"""

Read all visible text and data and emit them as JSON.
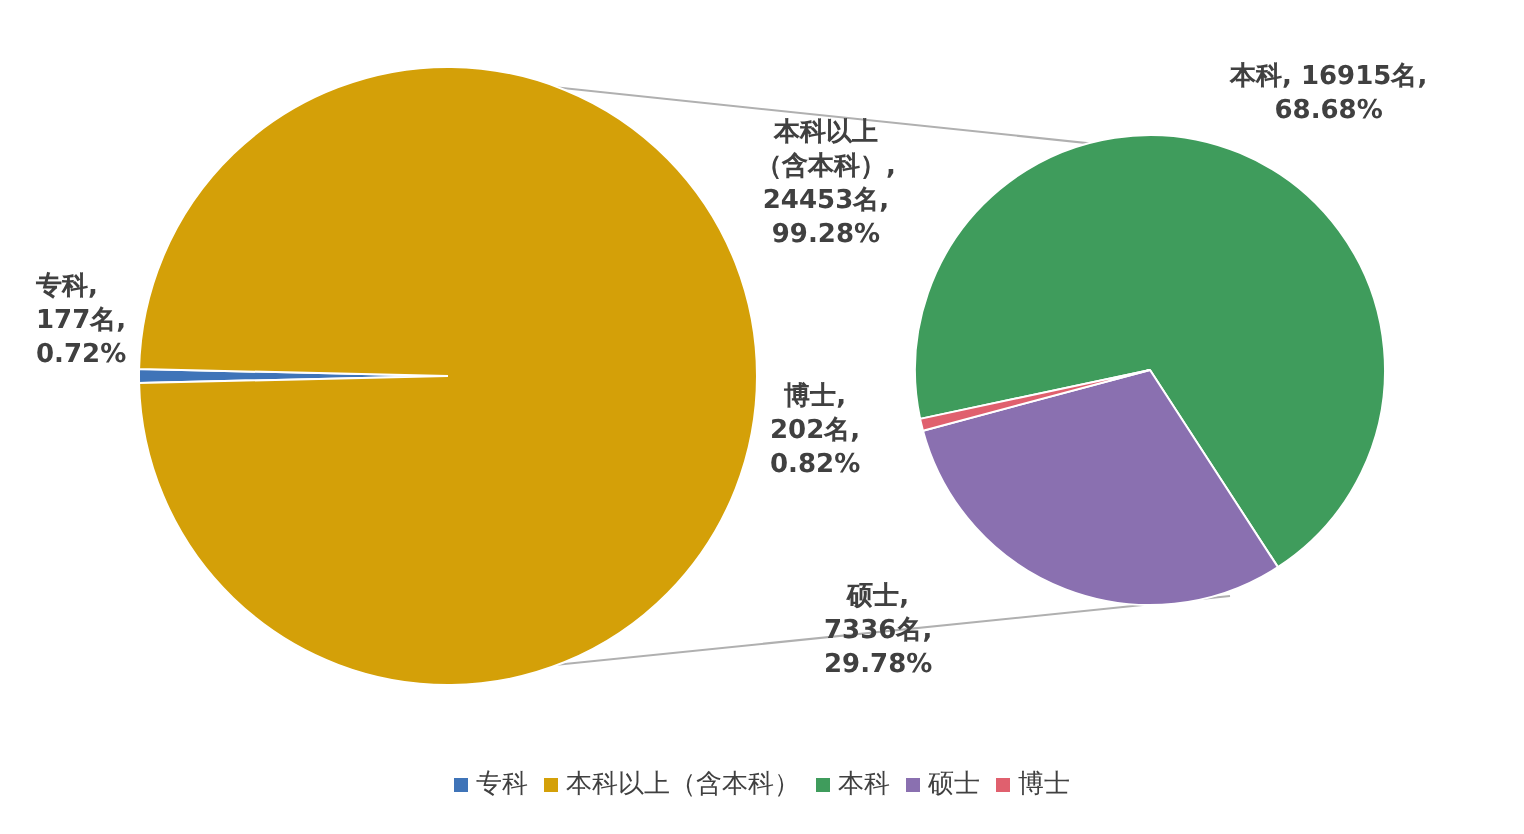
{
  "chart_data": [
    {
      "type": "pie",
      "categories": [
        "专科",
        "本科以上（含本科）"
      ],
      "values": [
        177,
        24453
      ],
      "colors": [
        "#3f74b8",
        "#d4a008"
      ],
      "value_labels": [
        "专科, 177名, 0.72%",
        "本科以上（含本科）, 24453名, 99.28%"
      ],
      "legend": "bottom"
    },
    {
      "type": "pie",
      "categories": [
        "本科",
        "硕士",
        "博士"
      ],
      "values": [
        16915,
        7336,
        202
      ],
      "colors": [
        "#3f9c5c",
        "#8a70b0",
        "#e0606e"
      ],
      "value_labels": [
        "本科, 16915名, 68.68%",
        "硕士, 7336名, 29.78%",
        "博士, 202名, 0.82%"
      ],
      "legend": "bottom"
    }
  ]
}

"""

#### [Request]
Reproduce each entry precisely. Leave the pictures out.

#### [Task response]
Read all visible text and data and emit them as JSON.
{
  "chart_data": [
    {
      "type": "pie",
      "categories": [
        "专科",
        "本科以上（含本科）"
      ],
      "values": [
        177,
        24453
      ],
      "colors": [
        "#3f74b8",
        "#d4a008"
      ],
      "value_labels": [
        "专科, 177名, 0.72%",
        "本科以上（含本科）, 24453名, 99.28%"
      ],
      "legend": "bottom"
    },
    {
      "type": "pie",
      "categories": [
        "本科",
        "硕士",
        "博士"
      ],
      "values": [
        16915,
        7336,
        202
      ],
      "colors": [
        "#3f9c5c",
        "#8a70b0",
        "#e0606e"
      ],
      "value_labels": [
        "本科, 16915名, 68.68%",
        "硕士, 7336名, 29.78%",
        "博士, 202名, 0.82%"
      ],
      "legend": "bottom"
    }
  ]
}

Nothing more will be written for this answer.